**Exercise requirements**
Repeat word for word the passage on early monasticism, from "By the time" up to and including "or particular vocation.".
* START Text extract *
By the time St. Pachomius died in 346 a large number of monastic communities were flourishing in Egypt. However, it was in Asia Minor, under the leadership of St. Basil (+ 379), that monasticism took a new turn; from a popular, ascetical form of life available to all, "it was to become a school of learned spirituality, wholly permeated with the heritage of Alexandria and, above all, of Origen."(15) As a result of his contributions to the theology and structure of the cenobitic life, St. Basil is commonly hailed as the father of monasticism in the East, at least of monasticism as a well-defined way of life or particular vocation.

Born in 330, Basil studied at Caesarea, Constantinople and Athens. At Caesarea he met Gregory Nazianzen and the two became fast friends. Both of them came into contact with the pagan Gnosticism of the Greeks and the Arian heresy; later, Gregory Nazianzen and Gregory of Nyssa (the brother of Basil) defended the transcendence of God and the divinity of Christ against the Arians. They also incorporated orthodox, Christian Gnosticism into monastic spirituality.
* END Text extract *
* START Given information *
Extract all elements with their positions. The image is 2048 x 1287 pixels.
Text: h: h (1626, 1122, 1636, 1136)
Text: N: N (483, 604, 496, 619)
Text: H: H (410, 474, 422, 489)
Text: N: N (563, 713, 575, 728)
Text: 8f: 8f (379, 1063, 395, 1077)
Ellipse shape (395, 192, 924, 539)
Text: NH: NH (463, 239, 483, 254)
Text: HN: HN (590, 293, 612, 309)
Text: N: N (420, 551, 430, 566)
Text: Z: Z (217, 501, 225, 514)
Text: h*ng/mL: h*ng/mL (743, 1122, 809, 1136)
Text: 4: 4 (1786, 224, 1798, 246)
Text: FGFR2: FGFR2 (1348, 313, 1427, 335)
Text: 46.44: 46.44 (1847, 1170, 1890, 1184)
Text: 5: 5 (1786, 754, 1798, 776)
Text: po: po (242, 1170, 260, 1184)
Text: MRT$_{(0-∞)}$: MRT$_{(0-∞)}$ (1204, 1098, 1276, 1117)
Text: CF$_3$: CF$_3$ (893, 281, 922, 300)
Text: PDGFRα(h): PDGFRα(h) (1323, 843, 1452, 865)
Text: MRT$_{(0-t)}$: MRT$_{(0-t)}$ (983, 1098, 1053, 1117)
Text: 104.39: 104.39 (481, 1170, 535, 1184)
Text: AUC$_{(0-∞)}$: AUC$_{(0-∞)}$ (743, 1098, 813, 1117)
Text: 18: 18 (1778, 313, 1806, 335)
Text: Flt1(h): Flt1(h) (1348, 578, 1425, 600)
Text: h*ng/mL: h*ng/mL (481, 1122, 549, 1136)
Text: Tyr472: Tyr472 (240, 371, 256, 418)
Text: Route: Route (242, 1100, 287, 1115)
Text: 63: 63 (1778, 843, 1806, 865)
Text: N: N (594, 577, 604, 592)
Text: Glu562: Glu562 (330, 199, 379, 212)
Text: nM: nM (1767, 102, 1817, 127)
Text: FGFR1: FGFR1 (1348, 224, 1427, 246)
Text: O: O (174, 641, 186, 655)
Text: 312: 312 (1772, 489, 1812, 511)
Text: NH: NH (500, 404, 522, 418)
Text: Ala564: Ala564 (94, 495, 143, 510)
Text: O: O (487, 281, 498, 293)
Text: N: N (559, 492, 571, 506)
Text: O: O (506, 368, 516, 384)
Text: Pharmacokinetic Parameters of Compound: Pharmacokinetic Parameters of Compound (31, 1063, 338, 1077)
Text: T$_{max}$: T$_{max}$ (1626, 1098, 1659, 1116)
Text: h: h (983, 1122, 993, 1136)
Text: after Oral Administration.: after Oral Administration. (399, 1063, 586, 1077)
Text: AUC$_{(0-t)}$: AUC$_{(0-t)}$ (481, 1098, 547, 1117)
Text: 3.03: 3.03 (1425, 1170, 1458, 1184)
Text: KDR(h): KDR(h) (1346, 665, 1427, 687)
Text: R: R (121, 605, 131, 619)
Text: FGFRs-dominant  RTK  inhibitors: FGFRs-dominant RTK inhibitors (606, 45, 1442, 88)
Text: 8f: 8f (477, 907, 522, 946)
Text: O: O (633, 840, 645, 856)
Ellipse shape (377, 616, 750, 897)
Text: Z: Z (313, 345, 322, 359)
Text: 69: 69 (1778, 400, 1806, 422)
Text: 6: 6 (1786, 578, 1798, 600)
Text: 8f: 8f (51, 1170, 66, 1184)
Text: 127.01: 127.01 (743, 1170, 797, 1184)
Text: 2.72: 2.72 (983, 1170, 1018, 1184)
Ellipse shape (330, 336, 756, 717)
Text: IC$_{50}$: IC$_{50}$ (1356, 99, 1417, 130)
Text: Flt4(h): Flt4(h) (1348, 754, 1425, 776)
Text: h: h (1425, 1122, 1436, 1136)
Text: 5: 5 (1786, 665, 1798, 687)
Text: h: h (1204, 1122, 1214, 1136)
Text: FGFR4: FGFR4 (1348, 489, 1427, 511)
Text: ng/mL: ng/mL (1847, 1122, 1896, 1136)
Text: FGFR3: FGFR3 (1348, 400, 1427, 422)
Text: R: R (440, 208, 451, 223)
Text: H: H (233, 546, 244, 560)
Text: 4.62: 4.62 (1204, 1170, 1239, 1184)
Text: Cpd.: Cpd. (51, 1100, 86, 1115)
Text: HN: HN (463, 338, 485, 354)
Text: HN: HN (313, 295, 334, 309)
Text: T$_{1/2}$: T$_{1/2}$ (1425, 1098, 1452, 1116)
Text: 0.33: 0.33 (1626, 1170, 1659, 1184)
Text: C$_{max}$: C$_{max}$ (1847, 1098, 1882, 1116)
* END Given information *
**The result**
By the time St. Pachomius died in 346 a large number of monastic communities were flourishing in Egypt. However, it was in Asia Minor, under the leadership of St. Basil (+ 379), that monasticism took a new turn; from a popular, ascetical form of life available to all, "it was to become a school of learned spirituality, wholly permeated with the heritage of Alexandria and, above all, of Origen."(15) As a result of his contributions to the theology and structure of the cenobitic life, St. Basil is commonly hailed as the father of monasticism in the East, at least of monasticism as a well-defined way of life or particular vocation.